**Material provided**
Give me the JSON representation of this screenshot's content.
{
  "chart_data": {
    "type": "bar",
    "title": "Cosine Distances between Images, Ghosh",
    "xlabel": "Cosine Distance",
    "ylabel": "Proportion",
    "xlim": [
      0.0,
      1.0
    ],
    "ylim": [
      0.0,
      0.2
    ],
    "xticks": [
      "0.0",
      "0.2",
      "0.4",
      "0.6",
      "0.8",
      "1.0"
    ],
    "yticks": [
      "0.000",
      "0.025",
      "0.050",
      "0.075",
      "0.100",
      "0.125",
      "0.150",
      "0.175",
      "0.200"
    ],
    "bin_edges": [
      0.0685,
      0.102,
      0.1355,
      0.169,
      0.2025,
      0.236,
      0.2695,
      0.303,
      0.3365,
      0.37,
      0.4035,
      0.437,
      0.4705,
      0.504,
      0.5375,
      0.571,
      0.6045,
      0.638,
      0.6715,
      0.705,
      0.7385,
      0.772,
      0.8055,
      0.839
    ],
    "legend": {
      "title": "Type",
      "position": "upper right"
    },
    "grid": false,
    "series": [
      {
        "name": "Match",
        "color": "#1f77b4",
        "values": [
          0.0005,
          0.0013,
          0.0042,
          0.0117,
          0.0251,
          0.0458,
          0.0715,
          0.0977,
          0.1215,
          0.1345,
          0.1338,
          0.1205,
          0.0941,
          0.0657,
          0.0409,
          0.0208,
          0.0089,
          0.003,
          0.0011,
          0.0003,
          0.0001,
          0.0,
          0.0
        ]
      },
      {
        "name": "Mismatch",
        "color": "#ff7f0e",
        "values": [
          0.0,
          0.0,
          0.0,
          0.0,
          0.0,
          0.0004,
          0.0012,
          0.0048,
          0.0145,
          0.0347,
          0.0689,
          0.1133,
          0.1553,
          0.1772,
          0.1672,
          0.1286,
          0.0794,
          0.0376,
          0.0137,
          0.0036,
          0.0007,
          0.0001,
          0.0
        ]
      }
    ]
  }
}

**Requirements**
Repeat the data above, word for word.

**Response to this exercise**
Give me the JSON representation of this screenshot's content.
{
  "chart_data": {
    "type": "bar",
    "title": "Cosine Distances between Images, Ghosh",
    "xlabel": "Cosine Distance",
    "ylabel": "Proportion",
    "xlim": [
      0.0,
      1.0
    ],
    "ylim": [
      0.0,
      0.2
    ],
    "xticks": [
      "0.0",
      "0.2",
      "0.4",
      "0.6",
      "0.8",
      "1.0"
    ],
    "yticks": [
      "0.000",
      "0.025",
      "0.050",
      "0.075",
      "0.100",
      "0.125",
      "0.150",
      "0.175",
      "0.200"
    ],
    "bin_edges": [
      0.0685,
      0.102,
      0.1355,
      0.169,
      0.2025,
      0.236,
      0.2695,
      0.303,
      0.3365,
      0.37,
      0.4035,
      0.437,
      0.4705,
      0.504,
      0.5375,
      0.571,
      0.6045,
      0.638,
      0.6715,
      0.705,
      0.7385,
      0.772,
      0.8055,
      0.839
    ],
    "legend": {
      "title": "Type",
      "position": "upper right"
    },
    "grid": false,
    "series": [
      {
        "name": "Match",
        "color": "#1f77b4",
        "values": [
          0.0005,
          0.0013,
          0.0042,
          0.0117,
          0.0251,
          0.0458,
          0.0715,
          0.0977,
          0.1215,
          0.1345,
          0.1338,
          0.1205,
          0.0941,
          0.0657,
          0.0409,
          0.0208,
          0.0089,
          0.003,
          0.0011,
          0.0003,
          0.0001,
          0.0,
          0.0
        ]
      },
      {
        "name": "Mismatch",
        "color": "#ff7f0e",
        "values": [
          0.0,
          0.0,
          0.0,
          0.0,
          0.0,
          0.0004,
          0.0012,
          0.0048,
          0.0145,
          0.0347,
          0.0689,
          0.1133,
          0.1553,
          0.1772,
          0.1672,
          0.1286,
          0.0794,
          0.0376,
          0.0137,
          0.0036,
          0.0007,
          0.0001,
          0.0
        ]
      }
    ]
  }
}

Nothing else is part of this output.